Items from a data source:
══════

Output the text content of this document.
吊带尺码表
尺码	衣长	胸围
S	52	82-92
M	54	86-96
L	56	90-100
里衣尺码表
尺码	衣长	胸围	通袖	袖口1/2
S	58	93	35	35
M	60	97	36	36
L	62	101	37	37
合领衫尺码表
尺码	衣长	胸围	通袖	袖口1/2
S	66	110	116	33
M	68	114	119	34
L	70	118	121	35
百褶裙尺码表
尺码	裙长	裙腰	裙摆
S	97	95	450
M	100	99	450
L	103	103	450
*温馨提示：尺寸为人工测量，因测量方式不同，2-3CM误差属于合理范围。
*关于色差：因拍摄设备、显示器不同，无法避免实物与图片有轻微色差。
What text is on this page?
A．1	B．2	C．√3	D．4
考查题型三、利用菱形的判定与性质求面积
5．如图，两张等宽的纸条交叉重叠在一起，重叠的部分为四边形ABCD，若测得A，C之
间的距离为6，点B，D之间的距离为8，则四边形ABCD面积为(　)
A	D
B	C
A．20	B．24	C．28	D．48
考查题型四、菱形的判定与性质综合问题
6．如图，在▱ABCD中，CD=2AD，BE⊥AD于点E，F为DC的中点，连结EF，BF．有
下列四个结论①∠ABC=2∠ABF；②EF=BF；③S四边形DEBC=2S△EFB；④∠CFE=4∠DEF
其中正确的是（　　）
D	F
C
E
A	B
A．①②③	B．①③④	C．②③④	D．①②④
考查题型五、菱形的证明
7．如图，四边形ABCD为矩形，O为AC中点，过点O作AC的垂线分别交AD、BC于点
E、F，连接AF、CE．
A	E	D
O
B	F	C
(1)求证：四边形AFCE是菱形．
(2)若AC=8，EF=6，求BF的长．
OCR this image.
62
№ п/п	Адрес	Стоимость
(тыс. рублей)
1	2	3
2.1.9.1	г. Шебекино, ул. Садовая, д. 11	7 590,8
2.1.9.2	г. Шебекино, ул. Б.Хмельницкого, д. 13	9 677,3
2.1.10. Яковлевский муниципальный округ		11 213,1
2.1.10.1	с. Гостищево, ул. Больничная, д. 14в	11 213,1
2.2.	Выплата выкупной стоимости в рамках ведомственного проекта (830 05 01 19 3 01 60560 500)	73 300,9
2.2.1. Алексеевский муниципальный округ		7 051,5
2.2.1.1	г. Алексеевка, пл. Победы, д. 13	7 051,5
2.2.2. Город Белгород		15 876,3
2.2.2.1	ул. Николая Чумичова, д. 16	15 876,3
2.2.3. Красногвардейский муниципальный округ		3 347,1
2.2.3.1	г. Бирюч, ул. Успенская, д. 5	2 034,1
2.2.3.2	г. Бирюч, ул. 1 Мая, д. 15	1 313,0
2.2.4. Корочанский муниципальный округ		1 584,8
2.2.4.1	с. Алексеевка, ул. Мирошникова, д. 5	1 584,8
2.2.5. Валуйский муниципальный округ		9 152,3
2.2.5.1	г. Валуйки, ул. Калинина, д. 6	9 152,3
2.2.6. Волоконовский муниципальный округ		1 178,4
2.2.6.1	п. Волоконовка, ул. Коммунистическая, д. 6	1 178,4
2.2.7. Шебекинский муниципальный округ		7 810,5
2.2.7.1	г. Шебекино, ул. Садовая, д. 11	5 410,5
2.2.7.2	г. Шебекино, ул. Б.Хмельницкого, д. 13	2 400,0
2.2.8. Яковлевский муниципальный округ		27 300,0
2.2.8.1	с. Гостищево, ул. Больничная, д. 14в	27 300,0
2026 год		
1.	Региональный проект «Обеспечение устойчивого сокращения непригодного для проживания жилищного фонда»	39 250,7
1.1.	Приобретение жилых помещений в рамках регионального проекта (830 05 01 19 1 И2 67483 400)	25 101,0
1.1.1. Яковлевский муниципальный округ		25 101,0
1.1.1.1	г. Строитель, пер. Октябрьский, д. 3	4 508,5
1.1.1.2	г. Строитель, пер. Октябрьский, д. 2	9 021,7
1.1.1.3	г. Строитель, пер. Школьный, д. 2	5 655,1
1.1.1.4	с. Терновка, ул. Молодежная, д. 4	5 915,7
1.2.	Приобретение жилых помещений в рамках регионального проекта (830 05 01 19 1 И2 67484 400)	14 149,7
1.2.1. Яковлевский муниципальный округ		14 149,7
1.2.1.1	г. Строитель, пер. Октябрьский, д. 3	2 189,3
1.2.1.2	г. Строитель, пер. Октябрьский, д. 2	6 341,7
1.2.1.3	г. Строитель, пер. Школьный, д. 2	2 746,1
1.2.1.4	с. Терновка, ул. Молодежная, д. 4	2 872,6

══════

Retype the data exactly as given.

Output the text content of this document.
吊带尺码表
尺码	衣长	胸围
S	52	82-92
M	54	86-96
L	56	90-100
里衣尺码表
尺码	衣长	胸围	通袖	袖口1/2
S	58	93	35	35
M	60	97	36	36
L	62	101	37	37
合领衫尺码表
尺码	衣长	胸围	通袖	袖口1/2
S	66	110	116	33
M	68	114	119	34
L	70	118	121	35
百褶裙尺码表
尺码	裙长	裙腰	裙摆
S	97	95	450
M	100	99	450
L	103	103	450
*温馨提示：尺寸为人工测量，因测量方式不同，2-3CM误差属于合理范围。
*关于色差：因拍摄设备、显示器不同，无法避免实物与图片有轻微色差。
What text is on this page?
A．1	B．2	C．√3	D．4
考查题型三、利用菱形的判定与性质求面积
5．如图，两张等宽的纸条交叉重叠在一起，重叠的部分为四边形ABCD，若测得A，C之
间的距离为6，点B，D之间的距离为8，则四边形ABCD面积为(　)
A	D
B	C
A．20	B．24	C．28	D．48
考查题型四、菱形的判定与性质综合问题
6．如图，在▱ABCD中，CD=2AD，BE⊥AD于点E，F为DC的中点，连结EF，BF．有
下列四个结论①∠ABC=2∠ABF；②EF=BF；③S四边形DEBC=2S△EFB；④∠CFE=4∠DEF
其中正确的是（　　）
D	F
C
E
A	B
A．①②③	B．①③④	C．②③④	D．①②④
考查题型五、菱形的证明
7．如图，四边形ABCD为矩形，O为AC中点，过点O作AC的垂线分别交AD、BC于点
E、F，连接AF、CE．
A	E	D
O
B	F	C
(1)求证：四边形AFCE是菱形．
(2)若AC=8，EF=6，求BF的长．
OCR this image.
62
№ п/п	Адрес	Стоимость
(тыс. рублей)
1	2	3
2.1.9.1	г. Шебекино, ул. Садовая, д. 11	7 590,8
2.1.9.2	г. Шебекино, ул. Б.Хмельницкого, д. 13	9 677,3
2.1.10. Яковлевский муниципальный округ		11 213,1
2.1.10.1	с. Гостищево, ул. Больничная, д. 14в	11 213,1
2.2.	Выплата выкупной стоимости в рамках ведомственного проекта (830 05 01 19 3 01 60560 500)	73 300,9
2.2.1. Алексеевский муниципальный округ		7 051,5
2.2.1.1	г. Алексеевка, пл. Победы, д. 13	7 051,5
2.2.2. Город Белгород		15 876,3
2.2.2.1	ул. Николая Чумичова, д. 16	15 876,3
2.2.3. Красногвардейский муниципальный округ		3 347,1
2.2.3.1	г. Бирюч, ул. Успенская, д. 5	2 034,1
2.2.3.2	г. Бирюч, ул. 1 Мая, д. 15	1 313,0
2.2.4. Корочанский муниципальный округ		1 584,8
2.2.4.1	с. Алексеевка, ул. Мирошникова, д. 5	1 584,8
2.2.5. Валуйский муниципальный округ		9 152,3
2.2.5.1	г. Валуйки, ул. Калинина, д. 6	9 152,3
2.2.6. Волоконовский муниципальный округ		1 178,4
2.2.6.1	п. Волоконовка, ул. Коммунистическая, д. 6	1 178,4
2.2.7. Шебекинский муниципальный округ		7 810,5
2.2.7.1	г. Шебекино, ул. Садовая, д. 11	5 410,5
2.2.7.2	г. Шебекино, ул. Б.Хмельницкого, д. 13	2 400,0
2.2.8. Яковлевский муниципальный округ		27 300,0
2.2.8.1	с. Гостищево, ул. Больничная, д. 14в	27 300,0
2026 год		
1.	Региональный проект «Обеспечение устойчивого сокращения непригодного для проживания жилищного фонда»	39 250,7
1.1.	Приобретение жилых помещений в рамках регионального проекта (830 05 01 19 1 И2 67483 400)	25 101,0
1.1.1. Яковлевский муниципальный округ		25 101,0
1.1.1.1	г. Строитель, пер. Октябрьский, д. 3	4 508,5
1.1.1.2	г. Строитель, пер. Октябрьский, д. 2	9 021,7
1.1.1.3	г. Строитель, пер. Школьный, д. 2	5 655,1
1.1.1.4	с. Терновка, ул. Молодежная, д. 4	5 915,7
1.2.	Приобретение жилых помещений в рамках регионального проекта (830 05 01 19 1 И2 67484 400)	14 149,7
1.2.1. Яковлевский муниципальный округ		14 149,7
1.2.1.1	г. Строитель, пер. Октябрьский, д. 3	2 189,3
1.2.1.2	г. Строитель, пер. Октябрьский, д. 2	6 341,7
1.2.1.3	г. Строитель, пер. Школьный, д. 2	2 746,1
1.2.1.4	с. Терновка, ул. Молодежная, д. 4	2 872,6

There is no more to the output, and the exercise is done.